_Extracted records_
#####
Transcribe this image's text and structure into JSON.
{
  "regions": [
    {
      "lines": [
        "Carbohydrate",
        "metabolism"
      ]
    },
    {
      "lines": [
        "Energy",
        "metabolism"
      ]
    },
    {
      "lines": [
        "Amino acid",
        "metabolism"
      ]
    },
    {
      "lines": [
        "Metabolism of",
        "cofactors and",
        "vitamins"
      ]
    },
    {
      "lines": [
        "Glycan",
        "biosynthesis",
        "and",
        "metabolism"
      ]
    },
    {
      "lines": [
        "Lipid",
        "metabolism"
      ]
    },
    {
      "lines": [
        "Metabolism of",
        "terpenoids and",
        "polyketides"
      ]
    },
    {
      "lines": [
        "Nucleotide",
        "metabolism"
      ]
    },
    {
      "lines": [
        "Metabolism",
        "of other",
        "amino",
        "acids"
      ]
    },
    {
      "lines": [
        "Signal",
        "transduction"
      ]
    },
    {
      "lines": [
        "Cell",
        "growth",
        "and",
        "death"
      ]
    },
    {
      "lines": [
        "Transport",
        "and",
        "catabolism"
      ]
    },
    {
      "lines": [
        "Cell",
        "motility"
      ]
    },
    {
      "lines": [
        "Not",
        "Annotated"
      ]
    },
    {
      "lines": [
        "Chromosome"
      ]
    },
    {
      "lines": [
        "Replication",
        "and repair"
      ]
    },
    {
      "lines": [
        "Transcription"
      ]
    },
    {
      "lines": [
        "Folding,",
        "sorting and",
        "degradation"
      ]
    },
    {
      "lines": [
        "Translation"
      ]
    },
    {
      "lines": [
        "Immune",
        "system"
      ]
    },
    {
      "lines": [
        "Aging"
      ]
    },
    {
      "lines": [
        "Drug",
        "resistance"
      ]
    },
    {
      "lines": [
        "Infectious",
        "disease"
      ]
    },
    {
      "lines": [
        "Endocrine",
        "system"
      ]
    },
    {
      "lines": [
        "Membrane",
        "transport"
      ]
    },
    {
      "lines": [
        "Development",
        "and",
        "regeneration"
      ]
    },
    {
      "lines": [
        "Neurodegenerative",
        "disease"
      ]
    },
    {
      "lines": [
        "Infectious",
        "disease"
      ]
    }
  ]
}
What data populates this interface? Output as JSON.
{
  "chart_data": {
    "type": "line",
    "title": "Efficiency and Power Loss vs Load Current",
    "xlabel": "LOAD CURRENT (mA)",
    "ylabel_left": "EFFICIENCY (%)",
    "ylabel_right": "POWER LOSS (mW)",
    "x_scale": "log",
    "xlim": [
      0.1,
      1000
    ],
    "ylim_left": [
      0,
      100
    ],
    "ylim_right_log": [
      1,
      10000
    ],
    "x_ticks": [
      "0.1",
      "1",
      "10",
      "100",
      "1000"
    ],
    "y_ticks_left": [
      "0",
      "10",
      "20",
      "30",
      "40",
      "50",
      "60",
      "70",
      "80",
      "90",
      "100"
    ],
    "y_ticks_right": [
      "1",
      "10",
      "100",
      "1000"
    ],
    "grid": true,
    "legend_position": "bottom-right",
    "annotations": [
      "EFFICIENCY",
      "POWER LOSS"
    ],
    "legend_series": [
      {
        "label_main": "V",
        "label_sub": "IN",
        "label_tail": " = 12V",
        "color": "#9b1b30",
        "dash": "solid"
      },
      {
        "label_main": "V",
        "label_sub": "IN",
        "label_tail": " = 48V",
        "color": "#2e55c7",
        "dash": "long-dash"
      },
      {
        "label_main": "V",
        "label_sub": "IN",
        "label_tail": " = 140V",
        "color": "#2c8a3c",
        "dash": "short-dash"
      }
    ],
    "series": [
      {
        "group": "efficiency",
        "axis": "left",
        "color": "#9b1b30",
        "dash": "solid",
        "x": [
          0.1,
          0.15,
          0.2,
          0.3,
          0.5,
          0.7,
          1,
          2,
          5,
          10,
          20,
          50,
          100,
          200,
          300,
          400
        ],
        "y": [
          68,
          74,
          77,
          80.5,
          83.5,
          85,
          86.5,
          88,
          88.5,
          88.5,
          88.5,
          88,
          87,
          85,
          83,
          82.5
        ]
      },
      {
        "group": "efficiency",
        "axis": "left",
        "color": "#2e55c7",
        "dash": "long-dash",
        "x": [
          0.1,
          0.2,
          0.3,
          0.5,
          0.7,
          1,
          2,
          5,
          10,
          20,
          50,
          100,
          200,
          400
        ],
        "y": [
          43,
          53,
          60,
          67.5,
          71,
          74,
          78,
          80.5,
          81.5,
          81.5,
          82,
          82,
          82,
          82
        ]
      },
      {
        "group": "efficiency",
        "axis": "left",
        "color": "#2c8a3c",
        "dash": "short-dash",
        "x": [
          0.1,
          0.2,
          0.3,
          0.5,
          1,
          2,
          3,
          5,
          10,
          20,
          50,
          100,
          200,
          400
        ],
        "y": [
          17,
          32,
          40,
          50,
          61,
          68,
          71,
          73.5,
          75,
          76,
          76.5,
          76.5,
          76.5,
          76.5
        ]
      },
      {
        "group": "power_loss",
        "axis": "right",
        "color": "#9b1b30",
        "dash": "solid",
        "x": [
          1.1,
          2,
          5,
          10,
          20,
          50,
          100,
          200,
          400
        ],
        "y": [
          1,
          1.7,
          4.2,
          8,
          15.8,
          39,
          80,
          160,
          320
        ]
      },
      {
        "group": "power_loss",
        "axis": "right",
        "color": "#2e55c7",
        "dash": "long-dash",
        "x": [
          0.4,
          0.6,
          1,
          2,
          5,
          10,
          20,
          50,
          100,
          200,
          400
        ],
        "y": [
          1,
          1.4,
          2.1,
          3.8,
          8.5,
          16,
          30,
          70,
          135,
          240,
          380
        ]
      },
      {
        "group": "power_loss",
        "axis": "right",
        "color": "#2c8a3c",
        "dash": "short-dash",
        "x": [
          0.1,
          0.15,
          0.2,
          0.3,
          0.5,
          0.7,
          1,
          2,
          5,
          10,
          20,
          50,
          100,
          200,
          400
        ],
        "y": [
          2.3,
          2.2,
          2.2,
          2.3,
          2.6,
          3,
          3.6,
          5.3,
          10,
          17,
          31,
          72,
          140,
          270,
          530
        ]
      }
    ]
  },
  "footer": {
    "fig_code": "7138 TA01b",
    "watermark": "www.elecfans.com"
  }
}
#####
_Task instructions_
Set down the listing above in full, please, exactly as it appears.

_Response_
Transcribe this image's text and structure into JSON.
{
  "regions": [
    {
      "lines": [
        "Carbohydrate",
        "metabolism"
      ]
    },
    {
      "lines": [
        "Energy",
        "metabolism"
      ]
    },
    {
      "lines": [
        "Amino acid",
        "metabolism"
      ]
    },
    {
      "lines": [
        "Metabolism of",
        "cofactors and",
        "vitamins"
      ]
    },
    {
      "lines": [
        "Glycan",
        "biosynthesis",
        "and",
        "metabolism"
      ]
    },
    {
      "lines": [
        "Lipid",
        "metabolism"
      ]
    },
    {
      "lines": [
        "Metabolism of",
        "terpenoids and",
        "polyketides"
      ]
    },
    {
      "lines": [
        "Nucleotide",
        "metabolism"
      ]
    },
    {
      "lines": [
        "Metabolism",
        "of other",
        "amino",
        "acids"
      ]
    },
    {
      "lines": [
        "Signal",
        "transduction"
      ]
    },
    {
      "lines": [
        "Cell",
        "growth",
        "and",
        "death"
      ]
    },
    {
      "lines": [
        "Transport",
        "and",
        "catabolism"
      ]
    },
    {
      "lines": [
        "Cell",
        "motility"
      ]
    },
    {
      "lines": [
        "Not",
        "Annotated"
      ]
    },
    {
      "lines": [
        "Chromosome"
      ]
    },
    {
      "lines": [
        "Replication",
        "and repair"
      ]
    },
    {
      "lines": [
        "Transcription"
      ]
    },
    {
      "lines": [
        "Folding,",
        "sorting and",
        "degradation"
      ]
    },
    {
      "lines": [
        "Translation"
      ]
    },
    {
      "lines": [
        "Immune",
        "system"
      ]
    },
    {
      "lines": [
        "Aging"
      ]
    },
    {
      "lines": [
        "Drug",
        "resistance"
      ]
    },
    {
      "lines": [
        "Infectious",
        "disease"
      ]
    },
    {
      "lines": [
        "Endocrine",
        "system"
      ]
    },
    {
      "lines": [
        "Membrane",
        "transport"
      ]
    },
    {
      "lines": [
        "Development",
        "and",
        "regeneration"
      ]
    },
    {
      "lines": [
        "Neurodegenerative",
        "disease"
      ]
    },
    {
      "lines": [
        "Infectious",
        "disease"
      ]
    }
  ]
}
What data populates this interface? Output as JSON.
{
  "chart_data": {
    "type": "line",
    "title": "Efficiency and Power Loss vs Load Current",
    "xlabel": "LOAD CURRENT (mA)",
    "ylabel_left": "EFFICIENCY (%)",
    "ylabel_right": "POWER LOSS (mW)",
    "x_scale": "log",
    "xlim": [
      0.1,
      1000
    ],
    "ylim_left": [
      0,
      100
    ],
    "ylim_right_log": [
      1,
      10000
    ],
    "x_ticks": [
      "0.1",
      "1",
      "10",
      "100",
      "1000"
    ],
    "y_ticks_left": [
      "0",
      "10",
      "20",
      "30",
      "40",
      "50",
      "60",
      "70",
      "80",
      "90",
      "100"
    ],
    "y_ticks_right": [
      "1",
      "10",
      "100",
      "1000"
    ],
    "grid": true,
    "legend_position": "bottom-right",
    "annotations": [
      "EFFICIENCY",
      "POWER LOSS"
    ],
    "legend_series": [
      {
        "label_main": "V",
        "label_sub": "IN",
        "label_tail": " = 12V",
        "color": "#9b1b30",
        "dash": "solid"
      },
      {
        "label_main": "V",
        "label_sub": "IN",
        "label_tail": " = 48V",
        "color": "#2e55c7",
        "dash": "long-dash"
      },
      {
        "label_main": "V",
        "label_sub": "IN",
        "label_tail": " = 140V",
        "color": "#2c8a3c",
        "dash": "short-dash"
      }
    ],
    "series": [
      {
        "group": "efficiency",
        "axis": "left",
        "color": "#9b1b30",
        "dash": "solid",
        "x": [
          0.1,
          0.15,
          0.2,
          0.3,
          0.5,
          0.7,
          1,
          2,
          5,
          10,
          20,
          50,
          100,
          200,
          300,
          400
        ],
        "y": [
          68,
          74,
          77,
          80.5,
          83.5,
          85,
          86.5,
          88,
          88.5,
          88.5,
          88.5,
          88,
          87,
          85,
          83,
          82.5
        ]
      },
      {
        "group": "efficiency",
        "axis": "left",
        "color": "#2e55c7",
        "dash": "long-dash",
        "x": [
          0.1,
          0.2,
          0.3,
          0.5,
          0.7,
          1,
          2,
          5,
          10,
          20,
          50,
          100,
          200,
          400
        ],
        "y": [
          43,
          53,
          60,
          67.5,
          71,
          74,
          78,
          80.5,
          81.5,
          81.5,
          82,
          82,
          82,
          82
        ]
      },
      {
        "group": "efficiency",
        "axis": "left",
        "color": "#2c8a3c",
        "dash": "short-dash",
        "x": [
          0.1,
          0.2,
          0.3,
          0.5,
          1,
          2,
          3,
          5,
          10,
          20,
          50,
          100,
          200,
          400
        ],
        "y": [
          17,
          32,
          40,
          50,
          61,
          68,
          71,
          73.5,
          75,
          76,
          76.5,
          76.5,
          76.5,
          76.5
        ]
      },
      {
        "group": "power_loss",
        "axis": "right",
        "color": "#9b1b30",
        "dash": "solid",
        "x": [
          1.1,
          2,
          5,
          10,
          20,
          50,
          100,
          200,
          400
        ],
        "y": [
          1,
          1.7,
          4.2,
          8,
          15.8,
          39,
          80,
          160,
          320
        ]
      },
      {
        "group": "power_loss",
        "axis": "right",
        "color": "#2e55c7",
        "dash": "long-dash",
        "x": [
          0.4,
          0.6,
          1,
          2,
          5,
          10,
          20,
          50,
          100,
          200,
          400
        ],
        "y": [
          1,
          1.4,
          2.1,
          3.8,
          8.5,
          16,
          30,
          70,
          135,
          240,
          380
        ]
      },
      {
        "group": "power_loss",
        "axis": "right",
        "color": "#2c8a3c",
        "dash": "short-dash",
        "x": [
          0.1,
          0.15,
          0.2,
          0.3,
          0.5,
          0.7,
          1,
          2,
          5,
          10,
          20,
          50,
          100,
          200,
          400
        ],
        "y": [
          2.3,
          2.2,
          2.2,
          2.3,
          2.6,
          3,
          3.6,
          5.3,
          10,
          17,
          31,
          72,
          140,
          270,
          530
        ]
      }
    ]
  },
  "footer": {
    "fig_code": "7138 TA01b",
    "watermark": "www.elecfans.com"
  }
}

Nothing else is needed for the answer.